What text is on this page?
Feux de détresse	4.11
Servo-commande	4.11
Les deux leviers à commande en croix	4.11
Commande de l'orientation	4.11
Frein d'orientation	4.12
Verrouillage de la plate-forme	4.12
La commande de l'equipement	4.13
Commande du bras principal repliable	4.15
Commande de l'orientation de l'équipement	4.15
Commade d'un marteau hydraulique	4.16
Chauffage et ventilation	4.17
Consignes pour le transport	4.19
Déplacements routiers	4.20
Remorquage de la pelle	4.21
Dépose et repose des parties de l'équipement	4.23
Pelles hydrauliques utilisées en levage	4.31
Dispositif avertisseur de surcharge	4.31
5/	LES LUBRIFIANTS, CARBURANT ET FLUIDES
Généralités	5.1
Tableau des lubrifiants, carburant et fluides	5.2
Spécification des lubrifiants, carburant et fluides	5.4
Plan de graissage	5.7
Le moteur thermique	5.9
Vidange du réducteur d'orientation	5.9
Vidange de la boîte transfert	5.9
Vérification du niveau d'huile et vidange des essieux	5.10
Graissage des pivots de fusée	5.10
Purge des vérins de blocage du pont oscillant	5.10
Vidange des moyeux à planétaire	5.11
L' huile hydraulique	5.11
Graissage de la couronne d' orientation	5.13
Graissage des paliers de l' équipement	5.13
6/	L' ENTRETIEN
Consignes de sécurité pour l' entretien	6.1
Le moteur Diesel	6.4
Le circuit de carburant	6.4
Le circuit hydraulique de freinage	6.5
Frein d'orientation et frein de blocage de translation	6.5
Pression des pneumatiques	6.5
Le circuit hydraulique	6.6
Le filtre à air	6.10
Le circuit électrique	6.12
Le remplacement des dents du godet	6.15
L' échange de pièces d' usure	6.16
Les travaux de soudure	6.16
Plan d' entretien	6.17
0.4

Task to carry out ->
Extract the full listing and reproduce each line exactly.

Output for this task ->
What text is on this page?
Feux de détresse	4.11
Servo-commande	4.11
Les deux leviers à commande en croix	4.11
Commande de l'orientation	4.11
Frein d'orientation	4.12
Verrouillage de la plate-forme	4.12
La commande de l'equipement	4.13
Commande du bras principal repliable	4.15
Commande de l'orientation de l'équipement	4.15
Commade d'un marteau hydraulique	4.16
Chauffage et ventilation	4.17
Consignes pour le transport	4.19
Déplacements routiers	4.20
Remorquage de la pelle	4.21
Dépose et repose des parties de l'équipement	4.23
Pelles hydrauliques utilisées en levage	4.31
Dispositif avertisseur de surcharge	4.31
5/	LES LUBRIFIANTS, CARBURANT ET FLUIDES
Généralités	5.1
Tableau des lubrifiants, carburant et fluides	5.2
Spécification des lubrifiants, carburant et fluides	5.4
Plan de graissage	5.7
Le moteur thermique	5.9
Vidange du réducteur d'orientation	5.9
Vidange de la boîte transfert	5.9
Vérification du niveau d'huile et vidange des essieux	5.10
Graissage des pivots de fusée	5.10
Purge des vérins de blocage du pont oscillant	5.10
Vidange des moyeux à planétaire	5.11
L' huile hydraulique	5.11
Graissage de la couronne d' orientation	5.13
Graissage des paliers de l' équipement	5.13
6/	L' ENTRETIEN
Consignes de sécurité pour l' entretien	6.1
Le moteur Diesel	6.4
Le circuit de carburant	6.4
Le circuit hydraulique de freinage	6.5
Frein d'orientation et frein de blocage de translation	6.5
Pression des pneumatiques	6.5
Le circuit hydraulique	6.6
Le filtre à air	6.10
Le circuit électrique	6.12
Le remplacement des dents du godet	6.15
L' échange de pièces d' usure	6.16
Les travaux de soudure	6.16
Plan d' entretien	6.17
0.4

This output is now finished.